● **Passage to read**:
Parse multiple replays and write each to its own parquet subdirectory.

Each replay is written and discarded immediately to keep memory usage bounded regardless of batch size. The output layout is::

output_dir/
  <replay_stem>/
    players.parquet
    combat_log.parquet
    ...

Parameters:

Name Type Description Default
source str | Path | Sequence[str | Path]

Directory path or explicit list of replay paths.

required
output_dir str | Path

Root directory to write parquet subdirectories into.

required
workers int | None

Number of worker processes (default: os.cpu_count()).

None
recursive bool

Scan subdirectories when source is a directory.

False
progress bool

Show a Rich progress bar while parsing.

True
timeout float | None

Per-replay timeout in seconds.

None
index bool

Whether to include the DataFrame index in parquet output.

False

Returns:

Type Description
list[Path]

List of all parquet file paths written.

Source code in src/gem/batch.py
def parse_many_to_parquet(
    source: str | Path | Sequence[str | Path],
    output_dir: str | Path,
    *,
    workers: int | None = None,
    recursive: bool = False,
    progress: bool = True,
    timeout: float | None = None,
    index: bool = False,
) -> list[Path]:
    """Parse multiple replays and write each to its own parquet subdirectory.

    Each replay is written and discarded immediately to keep memory usage
    bounded regardless of batch size.  The output layout is::

        output_dir/
          <replay_stem>/
            players.parquet
            combat_log.parquet
            ...

● **Actions to take**:
**a.** Set out the stretch of the records that opens with the line containing "x-tick-label: P30 xyxy=(663,582,685,596)" and closes with the line containing "bar xyxy=(68,484,87,569)" as a Markdown table with the columns Row and Line. Number each line and leave out any blank ones.
**b.** Continue the documentation for the batch replay-to-parquet function from the point where it stops.

● **Task inputs**:
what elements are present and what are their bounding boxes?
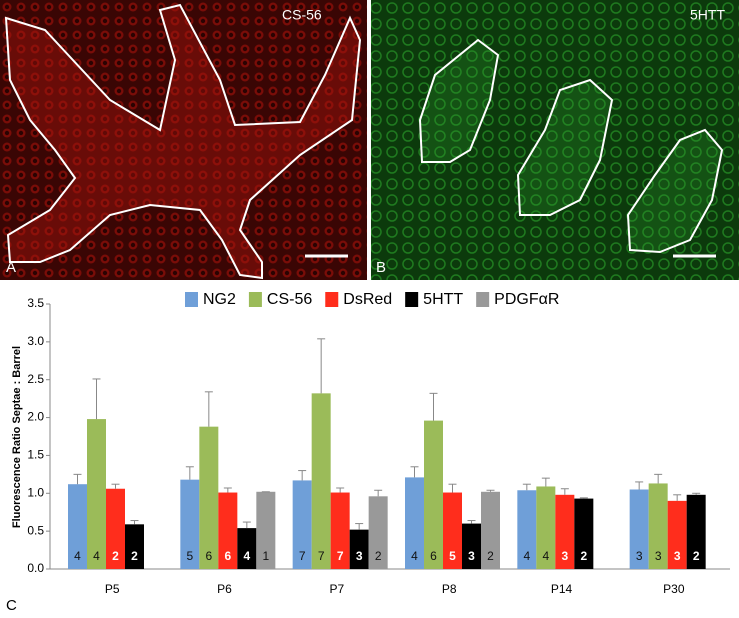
x-tick-label: P30 xyxy=(663,582,685,596)
count-label: 3 xyxy=(468,549,475,563)
legend-swatch xyxy=(476,292,490,307)
bar xyxy=(125,524,144,569)
panel-b: 5HTT B xyxy=(371,0,739,280)
legend-label: CS-56 xyxy=(267,291,312,308)
count-label: 1 xyxy=(262,549,269,563)
bar xyxy=(462,523,481,569)
legend-swatch xyxy=(405,292,419,307)
y-tick-label: 0.5 xyxy=(27,523,44,537)
panel-letter: C xyxy=(6,597,17,614)
bar xyxy=(68,484,87,569)
legend-swatch xyxy=(325,292,339,307)
count-label: 7 xyxy=(337,549,344,563)
bar xyxy=(574,498,594,569)
count-label: 3 xyxy=(636,549,643,563)
bar xyxy=(256,491,276,569)
y-tick-label: 3.0 xyxy=(27,334,44,348)
count-label: 2 xyxy=(112,549,119,563)
legend-label: 5HTT xyxy=(423,291,463,308)
bar xyxy=(106,488,125,569)
count-label: 4 xyxy=(74,549,81,563)
bar xyxy=(199,426,219,569)
y-tick-label: 1.0 xyxy=(27,485,44,499)
bar xyxy=(443,492,462,569)
legend-swatch xyxy=(248,292,262,307)
count-label: 7 xyxy=(318,549,325,563)
bar xyxy=(481,491,500,569)
y-tick-label: 2.5 xyxy=(27,372,44,386)
count-label: 3 xyxy=(674,549,681,563)
count-label: 7 xyxy=(299,549,306,563)
count-label: 2 xyxy=(487,549,494,563)
outline xyxy=(418,38,500,163)
x-tick-label: P7 xyxy=(329,582,344,596)
bar xyxy=(629,489,649,569)
bar xyxy=(424,420,443,569)
panel-letter: A xyxy=(6,259,16,276)
legend-label: DsRed xyxy=(343,291,392,308)
count-label: 4 xyxy=(243,549,250,563)
bar xyxy=(517,490,537,569)
count-label: 3 xyxy=(561,549,568,563)
legend-label: NG2 xyxy=(203,291,236,308)
bar xyxy=(648,483,668,569)
bar xyxy=(237,528,257,569)
panel-label: CS-56 xyxy=(282,7,322,23)
bar xyxy=(555,494,575,569)
x-tick-label: P8 xyxy=(442,582,457,596)
bar xyxy=(667,500,687,569)
bar xyxy=(368,496,388,569)
outline xyxy=(516,78,614,216)
count-label: 6 xyxy=(430,549,437,563)
micrograph-green xyxy=(371,0,739,280)
count-label: 6 xyxy=(205,549,212,563)
outline xyxy=(4,3,362,280)
bar xyxy=(405,477,424,569)
count-label: 5 xyxy=(186,549,193,563)
x-tick-label: P6 xyxy=(217,582,232,596)
bar xyxy=(686,494,706,569)
panel-label: 5HTT xyxy=(690,7,725,23)
count-label: 6 xyxy=(224,549,231,563)
bar xyxy=(180,479,200,569)
bar xyxy=(87,419,106,569)
count-label: 5 xyxy=(449,549,456,563)
bar xyxy=(218,492,238,569)
y-tick-label: 1.5 xyxy=(27,448,44,462)
outline xyxy=(626,128,724,254)
legend-label: PDGFαR xyxy=(494,291,559,308)
y-tick-label: 2.0 xyxy=(27,410,44,424)
bar xyxy=(311,393,331,569)
panel-a: CS-56 A xyxy=(0,0,367,280)
bar xyxy=(292,480,312,569)
count-label: 4 xyxy=(411,549,418,563)
count-label: 2 xyxy=(580,549,587,563)
y-axis-label: Fluorescence Ratio Septae : Barrel xyxy=(11,346,23,528)
bar xyxy=(536,486,556,569)
count-label: 2 xyxy=(693,549,700,563)
count-label: 3 xyxy=(655,549,662,563)
count-label: 2 xyxy=(375,549,382,563)
legend-swatch xyxy=(185,292,198,307)
x-tick-label: P5 xyxy=(105,582,120,596)
count-label: 4 xyxy=(523,549,530,563)
y-tick-label: 0.0 xyxy=(27,561,44,575)
bar xyxy=(349,529,369,569)
y-tick-label: 3.5 xyxy=(27,296,44,310)
panel-letter: B xyxy=(376,259,386,276)
count-label: 4 xyxy=(542,549,549,563)
count-label: 3 xyxy=(356,549,363,563)
count-label: 4 xyxy=(93,549,100,563)
count-label: 2 xyxy=(131,549,138,563)
x-tick-label: P14 xyxy=(551,582,573,596)
bar xyxy=(330,492,350,569)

● **Exercise results**:
**a.**
| Row | Line |
|---|---|
| 1 | x-tick-label: P30 xyxy=(663,582,685,596) |
| 2 | count-label: 3 xyxy=(468,549,475,563) |
| 3 | legend-swatch xyxy=(476,292,490,307) |
| 4 | bar xyxy=(125,524,144,569) |
| 5 | panel-b: 5HTT B xyxy=(371,0,739,280) |
| 6 | legend-label: CS-56 xyxy=(267,291,312,308) |
| 7 | count-label: 1 xyxy=(262,549,269,563) |
| 8 | bar xyxy=(462,523,481,569) |
| 9 | legend-swatch xyxy=(405,292,419,307) |
| 10 | y-tick-label: 0.5 xyxy=(27,523,44,537) |
| 11 | panel-letter: C xyxy=(6,597,17,614) |
| 12 | bar xyxy=(68,484,87,569) |

**b.**
    Args:
        source: Directory path or explicit list of replay paths.
        output_dir: Root directory to write parquet subdirectories into.
        workers: Number of worker processes (default: ``os.cpu_count()``).
        recursive: Scan subdirectories when *source* is a directory.
        progress: Show a Rich progress bar while parsing.
        timeout: Per-replay timeout in seconds.
        index: Whether to include the DataFrame index in parquet output.

    Returns:
        List of all parquet file paths written.
    """
    from gem import to_parquet

    results = parse_many(
        source, workers=workers, recursive=recursive, progress=progress, timeout=timeout
    )

    out_root = Path(output_dir)
    written: list[Path] = []

    for result in results:
        if not result.ok or result.match is None:
            continue
        subdir = out_root / result.path.stem
        written.extend(to_parquet(result.match, subdir, index=index))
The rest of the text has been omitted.